**Aim of the task**
Tally the lines in the listing below that contain "communities" and report the tally alone.

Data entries
....
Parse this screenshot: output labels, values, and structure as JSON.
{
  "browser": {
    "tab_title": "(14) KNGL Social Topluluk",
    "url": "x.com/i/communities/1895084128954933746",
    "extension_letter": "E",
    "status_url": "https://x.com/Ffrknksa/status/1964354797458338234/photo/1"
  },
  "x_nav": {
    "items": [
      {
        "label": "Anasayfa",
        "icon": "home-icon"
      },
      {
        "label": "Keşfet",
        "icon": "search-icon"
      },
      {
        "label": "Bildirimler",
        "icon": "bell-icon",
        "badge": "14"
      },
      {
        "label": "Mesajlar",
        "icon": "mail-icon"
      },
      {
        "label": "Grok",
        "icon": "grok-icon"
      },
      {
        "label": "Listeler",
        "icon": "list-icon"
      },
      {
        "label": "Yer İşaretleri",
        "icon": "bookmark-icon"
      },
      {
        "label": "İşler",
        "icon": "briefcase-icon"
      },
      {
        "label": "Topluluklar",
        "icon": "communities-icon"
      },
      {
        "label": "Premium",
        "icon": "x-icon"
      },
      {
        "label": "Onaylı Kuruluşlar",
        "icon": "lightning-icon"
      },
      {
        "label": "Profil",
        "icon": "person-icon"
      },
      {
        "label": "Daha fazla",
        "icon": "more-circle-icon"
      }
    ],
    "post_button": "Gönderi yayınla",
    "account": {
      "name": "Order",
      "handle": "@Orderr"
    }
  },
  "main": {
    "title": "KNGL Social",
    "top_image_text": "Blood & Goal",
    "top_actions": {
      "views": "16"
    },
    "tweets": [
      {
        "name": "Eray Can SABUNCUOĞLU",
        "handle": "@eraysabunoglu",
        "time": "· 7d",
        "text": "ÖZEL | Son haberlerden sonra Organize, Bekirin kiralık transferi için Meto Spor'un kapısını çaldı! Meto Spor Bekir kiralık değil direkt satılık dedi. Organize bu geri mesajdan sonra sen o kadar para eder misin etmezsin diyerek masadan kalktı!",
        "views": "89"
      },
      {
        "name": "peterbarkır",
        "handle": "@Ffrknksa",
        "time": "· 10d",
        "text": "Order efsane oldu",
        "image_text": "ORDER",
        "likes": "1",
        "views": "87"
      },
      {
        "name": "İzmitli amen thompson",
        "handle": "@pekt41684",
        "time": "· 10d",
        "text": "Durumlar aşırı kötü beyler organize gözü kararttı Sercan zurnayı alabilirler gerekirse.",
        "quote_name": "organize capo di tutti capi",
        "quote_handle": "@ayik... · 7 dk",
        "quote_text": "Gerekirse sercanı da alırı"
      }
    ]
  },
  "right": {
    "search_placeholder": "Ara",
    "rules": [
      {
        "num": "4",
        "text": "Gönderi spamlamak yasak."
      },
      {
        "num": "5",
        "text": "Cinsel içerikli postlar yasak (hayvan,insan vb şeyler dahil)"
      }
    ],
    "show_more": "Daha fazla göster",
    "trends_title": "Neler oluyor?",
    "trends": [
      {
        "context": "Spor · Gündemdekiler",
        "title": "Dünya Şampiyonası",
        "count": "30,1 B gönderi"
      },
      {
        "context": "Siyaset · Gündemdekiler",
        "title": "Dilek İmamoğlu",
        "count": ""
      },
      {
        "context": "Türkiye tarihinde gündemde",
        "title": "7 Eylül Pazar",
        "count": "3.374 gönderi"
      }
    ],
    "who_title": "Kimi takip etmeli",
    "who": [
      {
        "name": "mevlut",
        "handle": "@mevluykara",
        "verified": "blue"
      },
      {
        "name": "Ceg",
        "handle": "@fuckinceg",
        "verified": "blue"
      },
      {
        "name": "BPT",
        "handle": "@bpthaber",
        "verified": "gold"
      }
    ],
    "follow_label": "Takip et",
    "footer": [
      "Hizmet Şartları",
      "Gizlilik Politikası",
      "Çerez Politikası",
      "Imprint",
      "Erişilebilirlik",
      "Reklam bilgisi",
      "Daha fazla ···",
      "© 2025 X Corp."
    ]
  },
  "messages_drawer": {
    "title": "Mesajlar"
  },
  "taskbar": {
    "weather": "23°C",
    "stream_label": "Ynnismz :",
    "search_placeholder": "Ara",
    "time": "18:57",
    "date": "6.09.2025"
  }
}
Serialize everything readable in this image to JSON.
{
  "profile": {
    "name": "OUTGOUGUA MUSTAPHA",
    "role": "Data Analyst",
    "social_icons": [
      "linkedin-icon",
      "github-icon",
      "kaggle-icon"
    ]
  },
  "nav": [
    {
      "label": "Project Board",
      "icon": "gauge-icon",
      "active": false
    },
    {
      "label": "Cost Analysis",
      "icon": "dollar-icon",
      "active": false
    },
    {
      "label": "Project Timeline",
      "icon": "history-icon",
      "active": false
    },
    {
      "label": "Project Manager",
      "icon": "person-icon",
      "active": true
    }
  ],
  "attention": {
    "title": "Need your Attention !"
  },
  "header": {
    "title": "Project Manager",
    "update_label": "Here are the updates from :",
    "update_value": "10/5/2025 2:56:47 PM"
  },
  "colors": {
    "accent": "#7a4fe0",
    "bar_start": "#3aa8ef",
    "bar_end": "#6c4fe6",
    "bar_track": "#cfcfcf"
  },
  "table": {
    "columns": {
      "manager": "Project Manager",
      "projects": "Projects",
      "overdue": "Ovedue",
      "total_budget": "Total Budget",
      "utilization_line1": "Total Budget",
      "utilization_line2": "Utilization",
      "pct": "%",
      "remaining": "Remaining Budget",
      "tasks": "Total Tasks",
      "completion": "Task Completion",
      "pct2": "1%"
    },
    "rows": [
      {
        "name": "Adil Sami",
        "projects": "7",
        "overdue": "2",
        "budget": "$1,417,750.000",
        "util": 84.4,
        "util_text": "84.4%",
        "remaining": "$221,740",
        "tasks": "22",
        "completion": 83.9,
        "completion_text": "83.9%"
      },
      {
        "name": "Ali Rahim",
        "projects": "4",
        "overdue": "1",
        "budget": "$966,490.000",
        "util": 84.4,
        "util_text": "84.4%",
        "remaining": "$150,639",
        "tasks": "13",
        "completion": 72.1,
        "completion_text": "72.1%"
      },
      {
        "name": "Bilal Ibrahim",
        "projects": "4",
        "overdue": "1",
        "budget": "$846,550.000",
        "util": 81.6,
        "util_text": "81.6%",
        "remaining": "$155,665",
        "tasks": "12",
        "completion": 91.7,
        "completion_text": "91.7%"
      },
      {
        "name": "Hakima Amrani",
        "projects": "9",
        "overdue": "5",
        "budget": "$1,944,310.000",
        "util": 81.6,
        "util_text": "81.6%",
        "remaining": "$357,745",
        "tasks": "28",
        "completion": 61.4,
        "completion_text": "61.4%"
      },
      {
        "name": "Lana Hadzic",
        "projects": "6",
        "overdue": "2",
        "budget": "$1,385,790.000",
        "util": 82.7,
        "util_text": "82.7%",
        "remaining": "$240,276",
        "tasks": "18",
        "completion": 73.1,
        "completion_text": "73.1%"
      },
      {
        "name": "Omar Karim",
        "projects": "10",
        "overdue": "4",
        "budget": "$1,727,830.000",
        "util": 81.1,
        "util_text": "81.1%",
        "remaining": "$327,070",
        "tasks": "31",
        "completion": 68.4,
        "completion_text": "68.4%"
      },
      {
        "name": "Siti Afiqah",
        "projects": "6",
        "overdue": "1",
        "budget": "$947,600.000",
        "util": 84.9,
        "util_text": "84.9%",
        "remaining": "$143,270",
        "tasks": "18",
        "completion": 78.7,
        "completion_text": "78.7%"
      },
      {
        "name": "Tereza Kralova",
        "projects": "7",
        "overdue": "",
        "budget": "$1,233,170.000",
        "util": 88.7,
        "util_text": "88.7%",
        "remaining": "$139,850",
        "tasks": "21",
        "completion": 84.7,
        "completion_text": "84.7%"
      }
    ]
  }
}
....
**Answer to this problem**
2